Requirements:
All the records that follow need to be reproduced exactly. Omit the images.
— start Excerpted data —
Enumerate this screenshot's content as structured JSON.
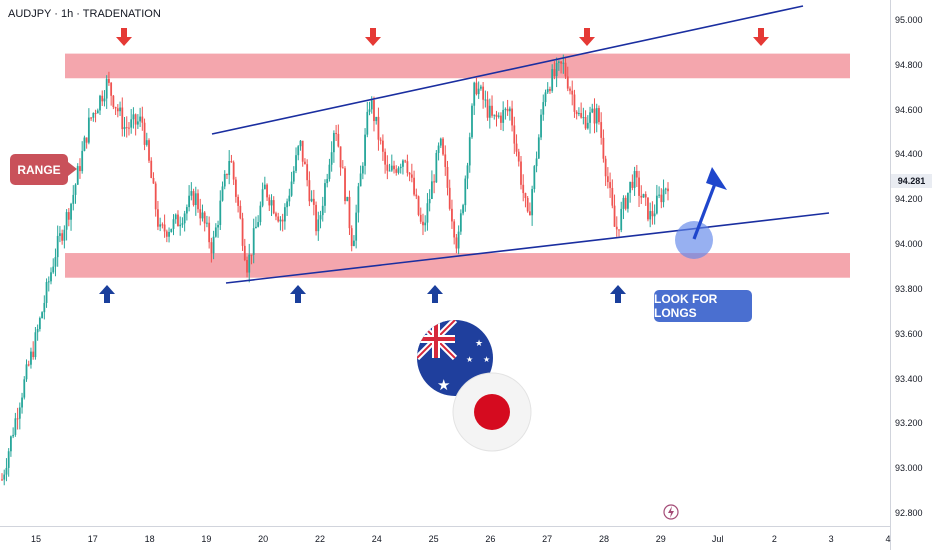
{
  "header": {
    "title": "AUDJPY · 1h · TRADENATION"
  },
  "annotations": {
    "range_label": "RANGE",
    "longs_label": "LOOK FOR LONGS",
    "last_price": "94.281"
  },
  "colors": {
    "up": "#26a69a",
    "down": "#ef5350",
    "zone": "#f4a6ad",
    "trendline": "#1a2ea0",
    "arrow_up": "#1a3f9c",
    "arrow_down": "#e53935",
    "callout_red": "#c9515a",
    "callout_blue": "#4a6fd0"
  },
  "chart_data": {
    "type": "candlestick",
    "symbol": "AUDJPY",
    "timeframe": "1h",
    "ylim": [
      92.8,
      95.0
    ],
    "y_ticks": [
      "95.000",
      "94.800",
      "94.600",
      "94.400",
      "94.200",
      "94.000",
      "93.800",
      "93.600",
      "93.400",
      "93.200",
      "93.000",
      "92.800"
    ],
    "x_ticks": [
      "15",
      "17",
      "18",
      "19",
      "20",
      "22",
      "24",
      "25",
      "26",
      "27",
      "28",
      "29",
      "Jul",
      "2",
      "3",
      "4"
    ],
    "resistance_zone": [
      94.74,
      94.85
    ],
    "support_zone": [
      93.85,
      93.96
    ],
    "last_price": 94.281,
    "price_path": [
      92.95,
      93.3,
      93.6,
      93.95,
      94.2,
      94.55,
      94.72,
      94.52,
      94.55,
      94.05,
      94.1,
      94.22,
      93.98,
      94.4,
      93.9,
      94.25,
      94.1,
      94.45,
      94.05,
      94.55,
      94.0,
      94.65,
      94.3,
      94.4,
      94.05,
      94.45,
      93.98,
      94.72,
      94.55,
      94.6,
      94.1,
      94.7,
      94.8,
      94.55,
      94.58,
      94.05,
      94.3,
      94.12,
      94.28
    ]
  }
}
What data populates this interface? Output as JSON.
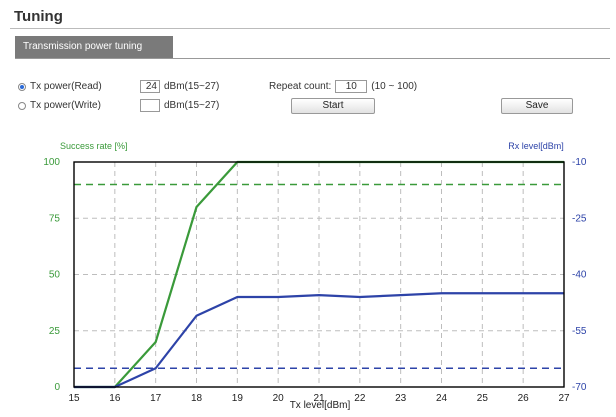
{
  "header": {
    "title": "Tuning"
  },
  "tabs": [
    {
      "label": "Transmission power tuning"
    }
  ],
  "controls": {
    "tx_read": {
      "label": "Tx power(Read)",
      "value": "24",
      "unit": "dBm(15~27)",
      "selected": true
    },
    "tx_write": {
      "label": "Tx power(Write)",
      "value": "",
      "unit": "dBm(15~27)",
      "selected": false
    },
    "repeat": {
      "label": "Repeat count:",
      "value": "10",
      "range": "(10 ~ 100)"
    },
    "start_label": "Start",
    "save_label": "Save"
  },
  "chart_data": {
    "type": "line",
    "left_axis_label": "Success rate [%]",
    "right_axis_label": "Rx level[dBm]",
    "xlabel": "Tx level[dBm]",
    "x": [
      15,
      16,
      17,
      18,
      19,
      20,
      21,
      22,
      23,
      24,
      25,
      26,
      27
    ],
    "xlim": [
      15,
      27
    ],
    "left_ylim": [
      0,
      100
    ],
    "left_ticks": [
      0,
      25,
      50,
      75,
      100
    ],
    "right_ylim": [
      -70,
      -10
    ],
    "right_ticks": [
      -10,
      -25,
      -40,
      -55,
      -70
    ],
    "series": [
      {
        "axis": "left",
        "color": "#3a9a3a",
        "values": [
          0,
          0,
          20,
          80,
          100,
          100,
          100,
          100,
          100,
          100,
          100,
          100,
          100
        ]
      },
      {
        "axis": "right",
        "color": "#2d43a8",
        "values": [
          -70,
          -70,
          -65,
          -51,
          -46,
          -46,
          -45.5,
          -46,
          -45.5,
          -45,
          -45,
          -45,
          -45
        ]
      }
    ],
    "thresholds": [
      {
        "axis": "left",
        "value": 90,
        "color": "#3a9a3a"
      },
      {
        "axis": "right",
        "value": -65,
        "color": "#2d43a8"
      }
    ],
    "colors": {
      "left_axis": "#3a9a3a",
      "right_axis": "#2d43a8"
    },
    "grid": true
  }
}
— end Excerpted data —
Task result:
Enumerate this screenshot's content as structured JSON.
{
  "header": {
    "title": "AUDJPY · 1h · TRADENATION"
  },
  "annotations": {
    "range_label": "RANGE",
    "longs_label": "LOOK FOR LONGS",
    "last_price": "94.281"
  },
  "colors": {
    "up": "#26a69a",
    "down": "#ef5350",
    "zone": "#f4a6ad",
    "trendline": "#1a2ea0",
    "arrow_up": "#1a3f9c",
    "arrow_down": "#e53935",
    "callout_red": "#c9515a",
    "callout_blue": "#4a6fd0"
  },
  "chart_data": {
    "type": "candlestick",
    "symbol": "AUDJPY",
    "timeframe": "1h",
    "ylim": [
      92.8,
      95.0
    ],
    "y_ticks": [
      "95.000",
      "94.800",
      "94.600",
      "94.400",
      "94.200",
      "94.000",
      "93.800",
      "93.600",
      "93.400",
      "93.200",
      "93.000",
      "92.800"
    ],
    "x_ticks": [
      "15",
      "17",
      "18",
      "19",
      "20",
      "22",
      "24",
      "25",
      "26",
      "27",
      "28",
      "29",
      "Jul",
      "2",
      "3",
      "4"
    ],
    "resistance_zone": [
      94.74,
      94.85
    ],
    "support_zone": [
      93.85,
      93.96
    ],
    "last_price": 94.281,
    "price_path": [
      92.95,
      93.3,
      93.6,
      93.95,
      94.2,
      94.55,
      94.72,
      94.52,
      94.55,
      94.05,
      94.1,
      94.22,
      93.98,
      94.4,
      93.9,
      94.25,
      94.1,
      94.45,
      94.05,
      94.55,
      94.0,
      94.65,
      94.3,
      94.4,
      94.05,
      94.45,
      93.98,
      94.72,
      94.55,
      94.6,
      94.1,
      94.7,
      94.8,
      94.55,
      94.58,
      94.05,
      94.3,
      94.12,
      94.28
    ]
  }
}
What data populates this interface? Output as JSON.
{
  "header": {
    "title": "Tuning"
  },
  "tabs": [
    {
      "label": "Transmission power tuning"
    }
  ],
  "controls": {
    "tx_read": {
      "label": "Tx power(Read)",
      "value": "24",
      "unit": "dBm(15~27)",
      "selected": true
    },
    "tx_write": {
      "label": "Tx power(Write)",
      "value": "",
      "unit": "dBm(15~27)",
      "selected": false
    },
    "repeat": {
      "label": "Repeat count:",
      "value": "10",
      "range": "(10 ~ 100)"
    },
    "start_label": "Start",
    "save_label": "Save"
  },
  "chart_data": {
    "type": "line",
    "left_axis_label": "Success rate [%]",
    "right_axis_label": "Rx level[dBm]",
    "xlabel": "Tx level[dBm]",
    "x": [
      15,
      16,
      17,
      18,
      19,
      20,
      21,
      22,
      23,
      24,
      25,
      26,
      27
    ],
    "xlim": [
      15,
      27
    ],
    "left_ylim": [
      0,
      100
    ],
    "left_ticks": [
      0,
      25,
      50,
      75,
      100
    ],
    "right_ylim": [
      -70,
      -10
    ],
    "right_ticks": [
      -10,
      -25,
      -40,
      -55,
      -70
    ],
    "series": [
      {
        "axis": "left",
        "color": "#3a9a3a",
        "values": [
          0,
          0,
          20,
          80,
          100,
          100,
          100,
          100,
          100,
          100,
          100,
          100,
          100
        ]
      },
      {
        "axis": "right",
        "color": "#2d43a8",
        "values": [
          -70,
          -70,
          -65,
          -51,
          -46,
          -46,
          -45.5,
          -46,
          -45.5,
          -45,
          -45,
          -45,
          -45
        ]
      }
    ],
    "thresholds": [
      {
        "axis": "left",
        "value": 90,
        "color": "#3a9a3a"
      },
      {
        "axis": "right",
        "value": -65,
        "color": "#2d43a8"
      }
    ],
    "colors": {
      "left_axis": "#3a9a3a",
      "right_axis": "#2d43a8"
    },
    "grid": true
  }
}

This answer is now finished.